Data extract |
=-=-=
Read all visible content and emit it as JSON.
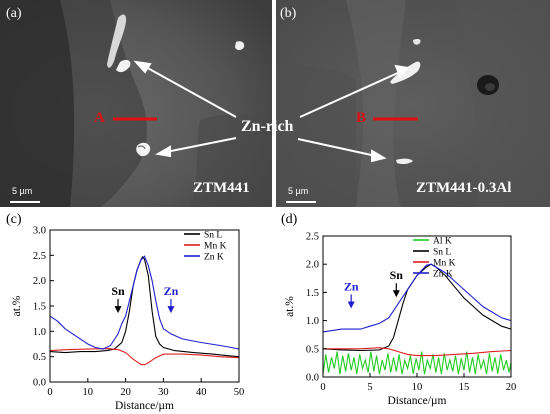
{
  "figure": {
    "sem": {
      "a": {
        "label": "(a)",
        "sample": "ZTM441",
        "point": "A",
        "scalebar": "5 µm"
      },
      "b": {
        "label": "(b)",
        "sample": "ZTM441-0.3Al",
        "point": "B",
        "scalebar": "5 µm"
      },
      "annotation": "Zn-rich"
    }
  },
  "chart_data": [
    {
      "panel": "(c)",
      "type": "line",
      "xlabel": "Distance/µm",
      "ylabel": "at.%",
      "xlim": [
        0,
        50
      ],
      "ylim": [
        0.0,
        3.0
      ],
      "xticks": [
        0,
        10,
        20,
        30,
        40,
        50
      ],
      "yticks": [
        0.0,
        0.5,
        1.0,
        1.5,
        2.0,
        2.5,
        3.0
      ],
      "legend_position": "top-right",
      "annotations": [
        {
          "text": "Sn",
          "x": 18,
          "y": 1.4,
          "color": "#000000"
        },
        {
          "text": "Zn",
          "x": 32,
          "y": 1.4,
          "color": "#1f1fd0"
        }
      ],
      "series": [
        {
          "name": "Sn L",
          "color": "#000000",
          "points": [
            [
              0,
              0.6
            ],
            [
              4,
              0.58
            ],
            [
              8,
              0.6
            ],
            [
              12,
              0.6
            ],
            [
              15,
              0.62
            ],
            [
              17,
              0.65
            ],
            [
              19,
              0.78
            ],
            [
              20,
              1.0
            ],
            [
              21,
              1.4
            ],
            [
              22,
              1.9
            ],
            [
              23,
              2.2
            ],
            [
              24,
              2.4
            ],
            [
              24.5,
              2.47
            ],
            [
              25,
              2.42
            ],
            [
              26,
              2.1
            ],
            [
              27,
              1.4
            ],
            [
              28,
              0.9
            ],
            [
              29,
              0.75
            ],
            [
              30,
              0.68
            ],
            [
              33,
              0.62
            ],
            [
              38,
              0.58
            ],
            [
              43,
              0.55
            ],
            [
              47,
              0.52
            ],
            [
              50,
              0.5
            ]
          ]
        },
        {
          "name": "Mn K",
          "color": "#e02020",
          "points": [
            [
              0,
              0.62
            ],
            [
              5,
              0.64
            ],
            [
              10,
              0.65
            ],
            [
              15,
              0.66
            ],
            [
              18,
              0.64
            ],
            [
              20,
              0.58
            ],
            [
              22,
              0.45
            ],
            [
              24,
              0.35
            ],
            [
              25,
              0.34
            ],
            [
              26,
              0.38
            ],
            [
              28,
              0.48
            ],
            [
              30,
              0.55
            ],
            [
              35,
              0.55
            ],
            [
              40,
              0.53
            ],
            [
              45,
              0.5
            ],
            [
              50,
              0.48
            ]
          ]
        },
        {
          "name": "Zn K",
          "color": "#1f1fd0",
          "points": [
            [
              0,
              1.3
            ],
            [
              2,
              1.2
            ],
            [
              4,
              1.05
            ],
            [
              6,
              0.95
            ],
            [
              8,
              0.85
            ],
            [
              10,
              0.75
            ],
            [
              12,
              0.68
            ],
            [
              14,
              0.65
            ],
            [
              16,
              0.72
            ],
            [
              18,
              0.95
            ],
            [
              19,
              1.15
            ],
            [
              20,
              1.3
            ],
            [
              21,
              1.6
            ],
            [
              22,
              1.9
            ],
            [
              23,
              2.2
            ],
            [
              24,
              2.4
            ],
            [
              25,
              2.48
            ],
            [
              26,
              2.3
            ],
            [
              27,
              2.0
            ],
            [
              28,
              1.6
            ],
            [
              29,
              1.25
            ],
            [
              30,
              1.05
            ],
            [
              32,
              0.95
            ],
            [
              35,
              0.85
            ],
            [
              40,
              0.78
            ],
            [
              45,
              0.72
            ],
            [
              48,
              0.68
            ],
            [
              50,
              0.65
            ]
          ]
        }
      ]
    },
    {
      "panel": "(d)",
      "type": "line",
      "xlabel": "Distance/µm",
      "ylabel": "at.%",
      "xlim": [
        0,
        20
      ],
      "ylim": [
        0.0,
        2.5
      ],
      "xticks": [
        0,
        5,
        10,
        15,
        20
      ],
      "yticks": [
        0.0,
        0.5,
        1.0,
        1.5,
        2.0,
        2.5
      ],
      "legend_position": "top-left",
      "annotations": [
        {
          "text": "Zn",
          "x": 3.0,
          "y": 1.25,
          "color": "#1f1fd0"
        },
        {
          "text": "Sn",
          "x": 7.8,
          "y": 1.45,
          "color": "#000000"
        }
      ],
      "series": [
        {
          "name": "Al K",
          "color": "#22cc22",
          "points": [
            [
              0,
              0.05
            ],
            [
              0.3,
              0.4
            ],
            [
              0.6,
              0.08
            ],
            [
              0.9,
              0.35
            ],
            [
              1.2,
              0.15
            ],
            [
              1.5,
              0.45
            ],
            [
              1.8,
              0.05
            ],
            [
              2.1,
              0.38
            ],
            [
              2.4,
              0.1
            ],
            [
              2.7,
              0.42
            ],
            [
              3.0,
              0.12
            ],
            [
              3.3,
              0.35
            ],
            [
              3.6,
              0.05
            ],
            [
              3.9,
              0.4
            ],
            [
              4.2,
              0.15
            ],
            [
              4.5,
              0.3
            ],
            [
              4.8,
              0.08
            ],
            [
              5.1,
              0.45
            ],
            [
              5.4,
              0.1
            ],
            [
              5.7,
              0.38
            ],
            [
              6.0,
              0.05
            ],
            [
              6.3,
              0.3
            ],
            [
              6.6,
              0.12
            ],
            [
              6.9,
              0.42
            ],
            [
              7.2,
              0.08
            ],
            [
              7.5,
              0.35
            ],
            [
              7.8,
              0.1
            ],
            [
              8.1,
              0.4
            ],
            [
              8.4,
              0.05
            ],
            [
              8.7,
              0.3
            ],
            [
              9.0,
              0.15
            ],
            [
              9.3,
              0.38
            ],
            [
              9.6,
              0.06
            ],
            [
              9.9,
              0.33
            ],
            [
              10.2,
              0.12
            ],
            [
              10.5,
              0.45
            ],
            [
              10.8,
              0.05
            ],
            [
              11.1,
              0.3
            ],
            [
              11.4,
              0.15
            ],
            [
              11.7,
              0.4
            ],
            [
              12.0,
              0.08
            ],
            [
              12.3,
              0.35
            ],
            [
              12.6,
              0.05
            ],
            [
              12.9,
              0.42
            ],
            [
              13.2,
              0.12
            ],
            [
              13.5,
              0.3
            ],
            [
              13.8,
              0.1
            ],
            [
              14.1,
              0.38
            ],
            [
              14.4,
              0.05
            ],
            [
              14.7,
              0.33
            ],
            [
              15.0,
              0.12
            ],
            [
              15.3,
              0.45
            ],
            [
              15.6,
              0.08
            ],
            [
              15.9,
              0.35
            ],
            [
              16.2,
              0.05
            ],
            [
              16.5,
              0.4
            ],
            [
              16.8,
              0.15
            ],
            [
              17.1,
              0.3
            ],
            [
              17.4,
              0.05
            ],
            [
              17.7,
              0.42
            ],
            [
              18.0,
              0.1
            ],
            [
              18.3,
              0.35
            ],
            [
              18.6,
              0.06
            ],
            [
              18.9,
              0.4
            ],
            [
              19.2,
              0.12
            ],
            [
              19.5,
              0.3
            ],
            [
              19.8,
              0.08
            ],
            [
              20.0,
              0.25
            ]
          ]
        },
        {
          "name": "Sn L",
          "color": "#000000",
          "points": [
            [
              0,
              0.5
            ],
            [
              2,
              0.48
            ],
            [
              4,
              0.47
            ],
            [
              6,
              0.48
            ],
            [
              7,
              0.55
            ],
            [
              7.5,
              0.7
            ],
            [
              8,
              1.0
            ],
            [
              8.5,
              1.3
            ],
            [
              9,
              1.55
            ],
            [
              10,
              1.8
            ],
            [
              11,
              1.95
            ],
            [
              11.5,
              2.0
            ],
            [
              12,
              1.95
            ],
            [
              13,
              1.8
            ],
            [
              14,
              1.6
            ],
            [
              15,
              1.4
            ],
            [
              16,
              1.25
            ],
            [
              17,
              1.1
            ],
            [
              18,
              1.0
            ],
            [
              19,
              0.9
            ],
            [
              20,
              0.85
            ]
          ]
        },
        {
          "name": "Mn K",
          "color": "#e02020",
          "points": [
            [
              0,
              0.5
            ],
            [
              2,
              0.5
            ],
            [
              4,
              0.5
            ],
            [
              6,
              0.52
            ],
            [
              7,
              0.5
            ],
            [
              8,
              0.45
            ],
            [
              9,
              0.4
            ],
            [
              10,
              0.38
            ],
            [
              12,
              0.38
            ],
            [
              14,
              0.4
            ],
            [
              16,
              0.42
            ],
            [
              18,
              0.45
            ],
            [
              20,
              0.47
            ]
          ]
        },
        {
          "name": "Zn K",
          "color": "#1f1fd0",
          "points": [
            [
              0,
              0.8
            ],
            [
              2,
              0.85
            ],
            [
              4,
              0.85
            ],
            [
              5,
              0.9
            ],
            [
              6,
              0.95
            ],
            [
              7,
              1.05
            ],
            [
              8,
              1.3
            ],
            [
              9,
              1.55
            ],
            [
              10,
              1.8
            ],
            [
              11,
              1.98
            ],
            [
              11.5,
              2.0
            ],
            [
              12,
              1.95
            ],
            [
              13,
              1.85
            ],
            [
              14,
              1.7
            ],
            [
              15,
              1.55
            ],
            [
              16,
              1.4
            ],
            [
              17,
              1.25
            ],
            [
              18,
              1.15
            ],
            [
              19,
              1.05
            ],
            [
              20,
              1.0
            ]
          ]
        }
      ]
    }
  ]
}
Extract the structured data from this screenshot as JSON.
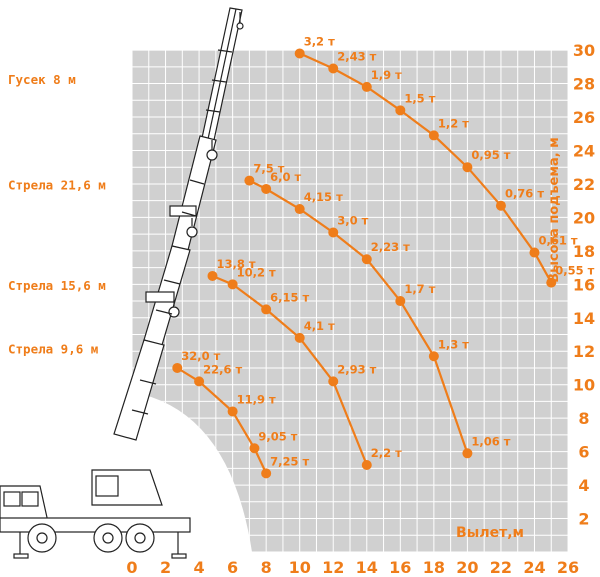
{
  "chart_data": {
    "type": "line",
    "title": "",
    "xlabel": "Вылет,м",
    "ylabel": "Высота подъема, м",
    "xlim": [
      0,
      26
    ],
    "ylim": [
      0,
      30
    ],
    "x_ticks": [
      "0",
      "2",
      "4",
      "6",
      "8",
      "10",
      "12",
      "14",
      "16",
      "18",
      "20",
      "22",
      "24",
      "26"
    ],
    "y_ticks": [
      "2",
      "4",
      "6",
      "8",
      "10",
      "12",
      "14",
      "16",
      "18",
      "20",
      "22",
      "24",
      "26",
      "28",
      "30"
    ],
    "grid": true,
    "colors": {
      "accent": "#ef7d1a",
      "grid_bg": "#d0d0d0",
      "grid_line": "#ffffff"
    },
    "boom_labels": [
      {
        "text": "Гусек 8 м",
        "y": 28.2
      },
      {
        "text": "Стрела 21,6 м",
        "y": 21.9
      },
      {
        "text": "Стрела 15,6 м",
        "y": 15.9
      },
      {
        "text": "Стрела 9,6 м",
        "y": 12.1
      }
    ],
    "series": [
      {
        "x": [
          2.7,
          4.0,
          6.0,
          7.3,
          8.0
        ],
        "y": [
          11.0,
          10.2,
          8.4,
          6.2,
          4.7
        ],
        "labels": [
          "32,0 т",
          "22,6 т",
          "11,9 т",
          "9,05 т",
          "7,25 т"
        ]
      },
      {
        "x": [
          4.8,
          6.0,
          8.0,
          10.0,
          12.0,
          14.0
        ],
        "y": [
          16.5,
          16.0,
          14.5,
          12.8,
          10.2,
          5.2
        ],
        "labels": [
          "13,8 т",
          "10,2 т",
          "6,15 т",
          "4,1 т",
          "2,93 т",
          "2,2 т"
        ]
      },
      {
        "x": [
          7.0,
          8.0,
          10.0,
          12.0,
          14.0,
          16.0,
          18.0,
          20.0
        ],
        "y": [
          22.2,
          21.7,
          20.5,
          19.1,
          17.5,
          15.0,
          11.7,
          5.9
        ],
        "labels": [
          "7,5 т",
          "6,0 т",
          "4,15 т",
          "3,0 т",
          "2,23 т",
          "1,7 т",
          "1,3 т",
          "1,06 т"
        ]
      },
      {
        "x": [
          10.0,
          12.0,
          14.0,
          16.0,
          18.0,
          20.0,
          22.0,
          24.0,
          25.0
        ],
        "y": [
          29.8,
          28.9,
          27.8,
          26.4,
          24.9,
          23.0,
          20.7,
          17.9,
          16.1
        ],
        "labels": [
          "3,2 т",
          "2,43 т",
          "1,9 т",
          "1,5 т",
          "1,2 т",
          "0,95 т",
          "0,76 т",
          "0,61 т",
          "0,55 т"
        ]
      }
    ]
  }
}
=-=-=
Short problem |
From the data above, copy out every line with the string "text" in it.

Finished task |
          "text": "Sn",
          "text": "Zn",
          "text": "Zn",
          "text": "Sn",
        "text": "Гусек 8 м",
        "text": "Стрела 21,6 м",
        "text": "Стрела 15,6 м",
        "text": "Стрела 9,6 м",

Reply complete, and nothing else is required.